**Written problem**
Would you transcribe the whole listing exactly, minus its pictures?

**Dataset**
####################

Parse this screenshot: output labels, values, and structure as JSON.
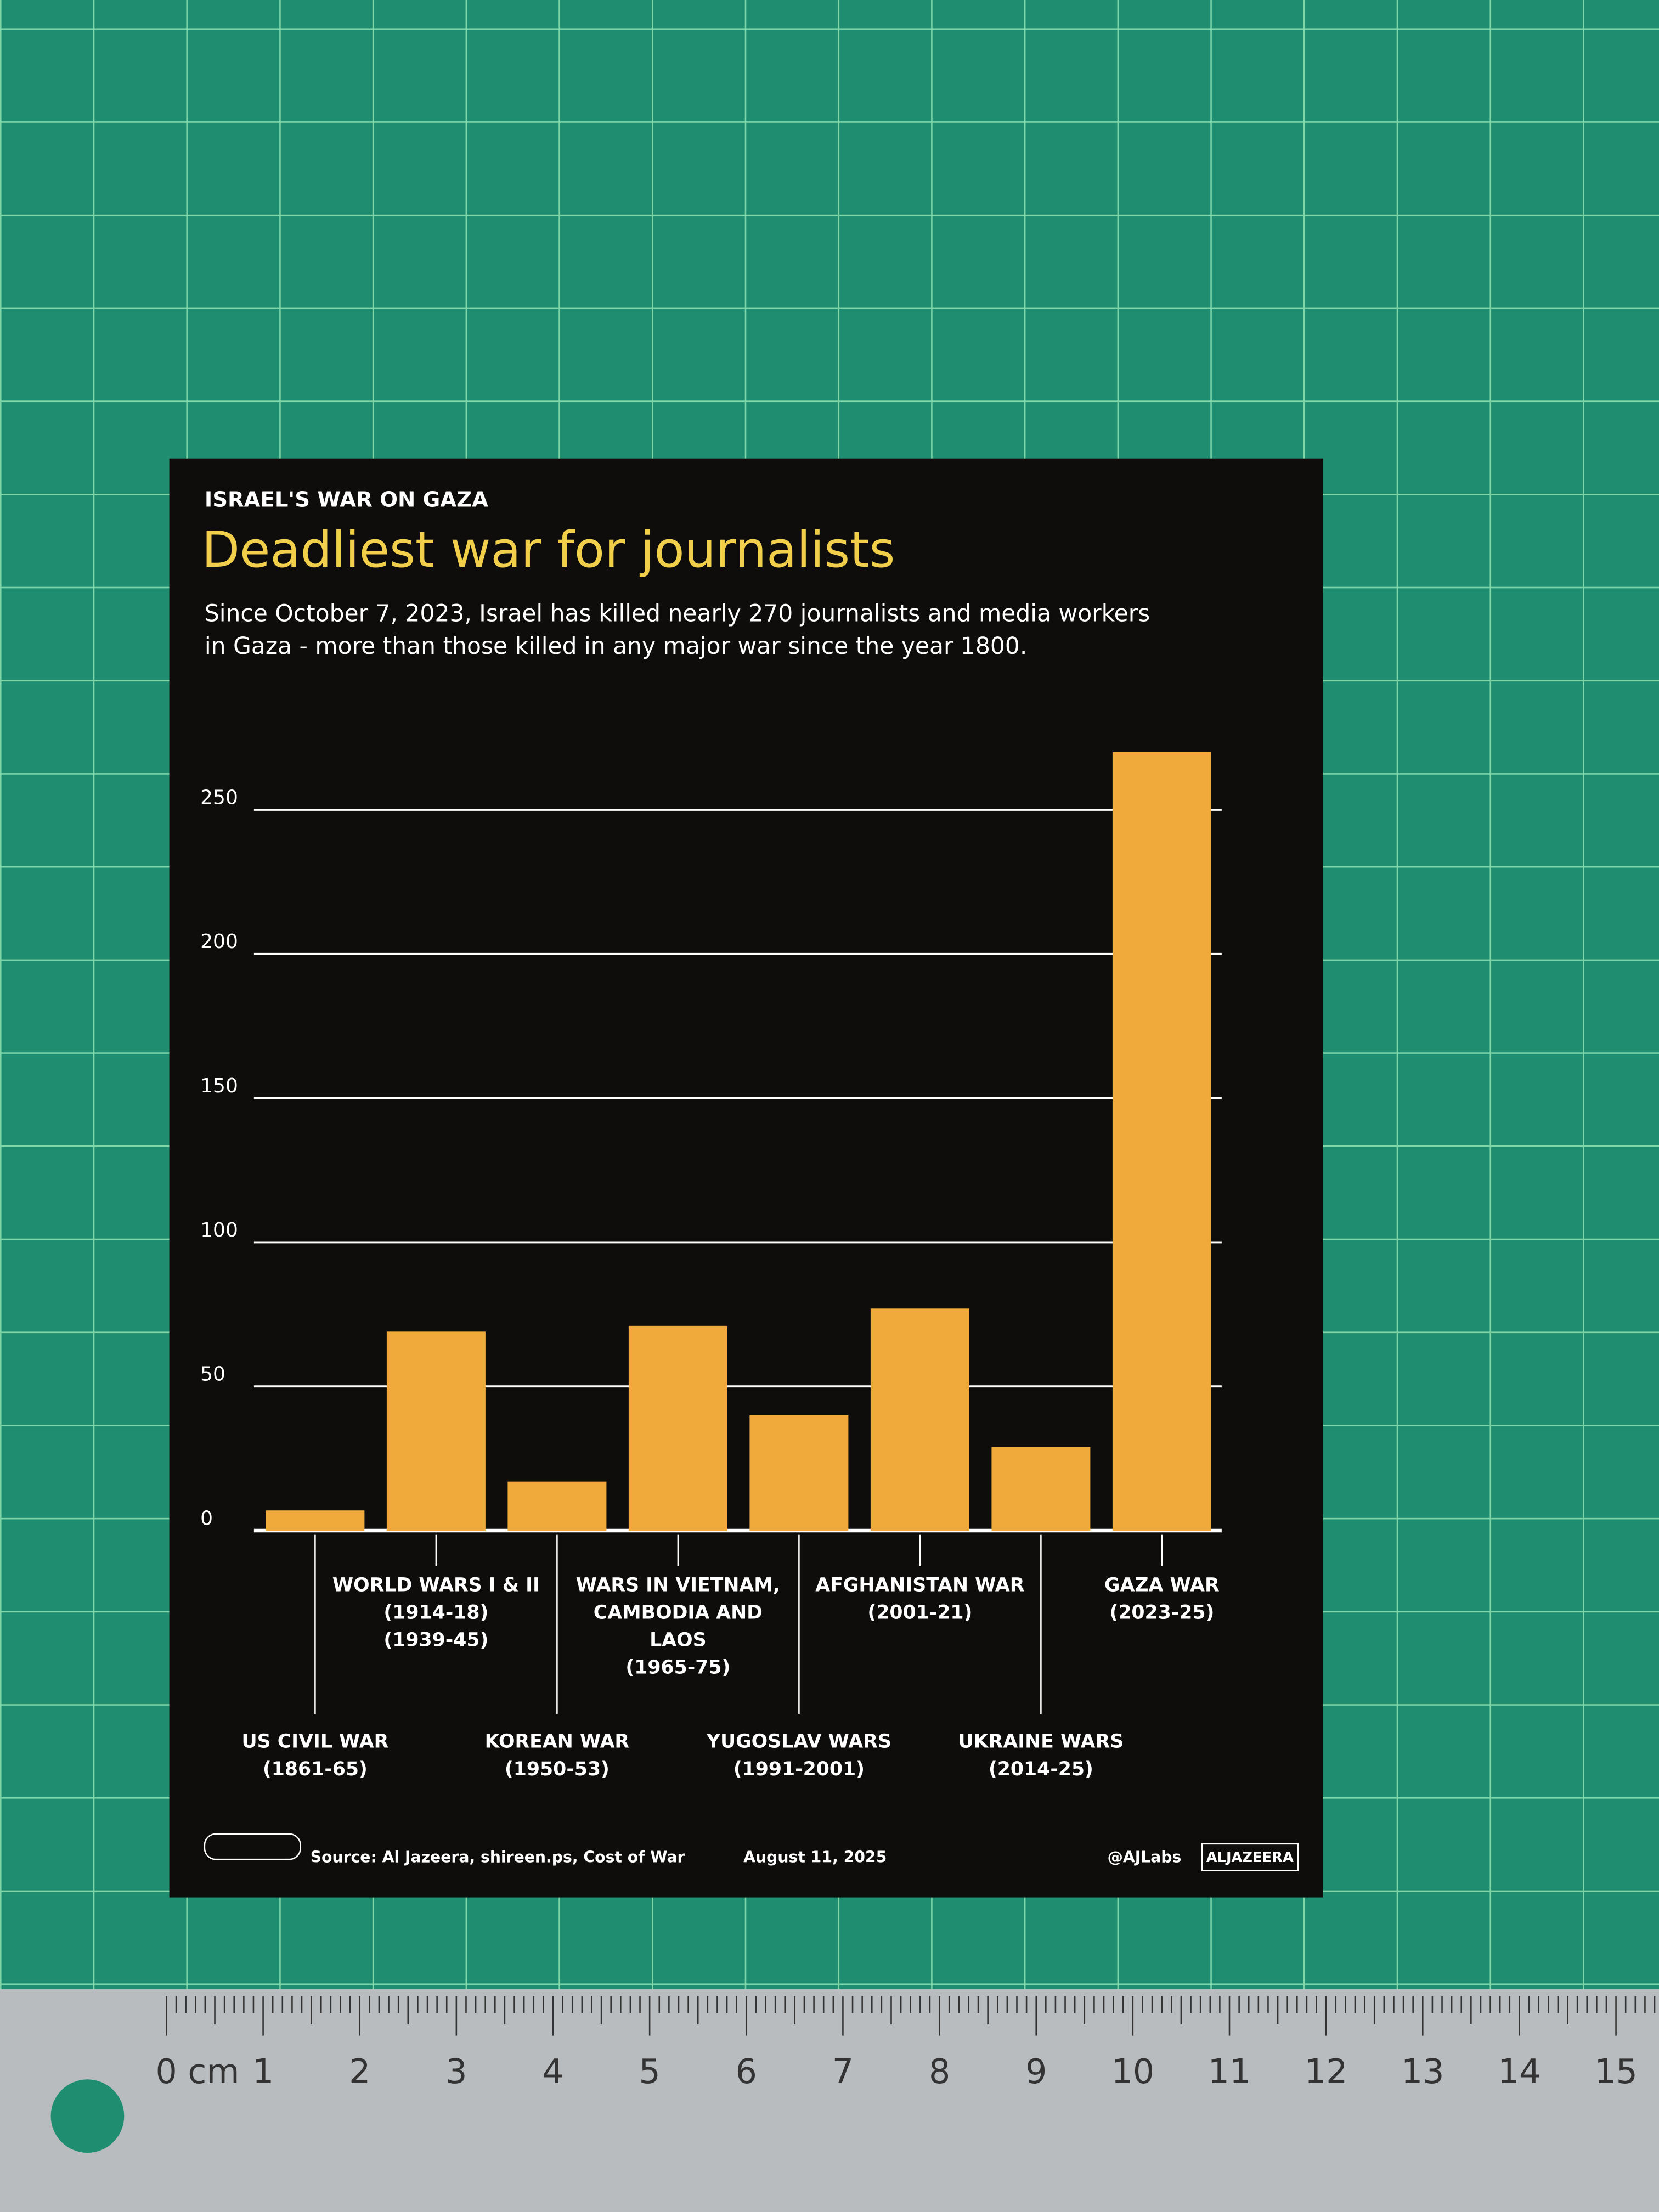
{
  "chart_data": {
    "type": "bar",
    "kicker": "ISRAEL'S WAR ON GAZA",
    "title": "Deadliest war for journalists",
    "subtitle": [
      "Since October 7, 2023, Israel has killed nearly 270 journalists and media workers",
      "in Gaza - more than those killed in any major war since the year 1800."
    ],
    "categories": [
      [
        "US CIVIL WAR",
        "(1861-65)"
      ],
      [
        "WORLD WARS I & II",
        "(1914-18)",
        "(1939-45)"
      ],
      [
        "KOREAN WAR",
        "(1950-53)"
      ],
      [
        "WARS IN VIETNAM,",
        "CAMBODIA AND",
        "LAOS",
        "(1965-75)"
      ],
      [
        "YUGOSLAV WARS",
        "(1991-2001)"
      ],
      [
        "AFGHANISTAN WAR",
        "(2001-21)"
      ],
      [
        "UKRAINE WARS",
        "(2014-25)"
      ],
      [
        "GAZA WAR",
        "(2023-25)"
      ]
    ],
    "values": [
      7,
      69,
      17,
      71,
      40,
      77,
      29,
      270
    ],
    "color": "#f0a93b",
    "ylim": [
      0,
      270
    ],
    "yticks": [
      0,
      50,
      100,
      150,
      200,
      250
    ],
    "grid": true,
    "source": "Source: Al Jazeera, shireen.ps, Cost of War",
    "date": "August 11, 2025",
    "handle": "@AJLabs",
    "brand": "ALJAZEERA"
  },
  "ruler": {
    "labels": [
      "0 cm",
      "1",
      "2",
      "3",
      "4",
      "5",
      "6",
      "7",
      "8",
      "9",
      "10",
      "11",
      "12",
      "13",
      "14",
      "15"
    ]
  }
}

####################

**Completed exercise**
Parse this screenshot: output labels, values, and structure as JSON.
{
  "chart_data": {
    "type": "bar",
    "kicker": "ISRAEL'S WAR ON GAZA",
    "title": "Deadliest war for journalists",
    "subtitle": [
      "Since October 7, 2023, Israel has killed nearly 270 journalists and media workers",
      "in Gaza - more than those killed in any major war since the year 1800."
    ],
    "categories": [
      [
        "US CIVIL WAR",
        "(1861-65)"
      ],
      [
        "WORLD WARS I & II",
        "(1914-18)",
        "(1939-45)"
      ],
      [
        "KOREAN WAR",
        "(1950-53)"
      ],
      [
        "WARS IN VIETNAM,",
        "CAMBODIA AND",
        "LAOS",
        "(1965-75)"
      ],
      [
        "YUGOSLAV WARS",
        "(1991-2001)"
      ],
      [
        "AFGHANISTAN WAR",
        "(2001-21)"
      ],
      [
        "UKRAINE WARS",
        "(2014-25)"
      ],
      [
        "GAZA WAR",
        "(2023-25)"
      ]
    ],
    "values": [
      7,
      69,
      17,
      71,
      40,
      77,
      29,
      270
    ],
    "color": "#f0a93b",
    "ylim": [
      0,
      270
    ],
    "yticks": [
      0,
      50,
      100,
      150,
      200,
      250
    ],
    "grid": true,
    "source": "Source: Al Jazeera, shireen.ps, Cost of War",
    "date": "August 11, 2025",
    "handle": "@AJLabs",
    "brand": "ALJAZEERA"
  },
  "ruler": {
    "labels": [
      "0 cm",
      "1",
      "2",
      "3",
      "4",
      "5",
      "6",
      "7",
      "8",
      "9",
      "10",
      "11",
      "12",
      "13",
      "14",
      "15"
    ]
  }
}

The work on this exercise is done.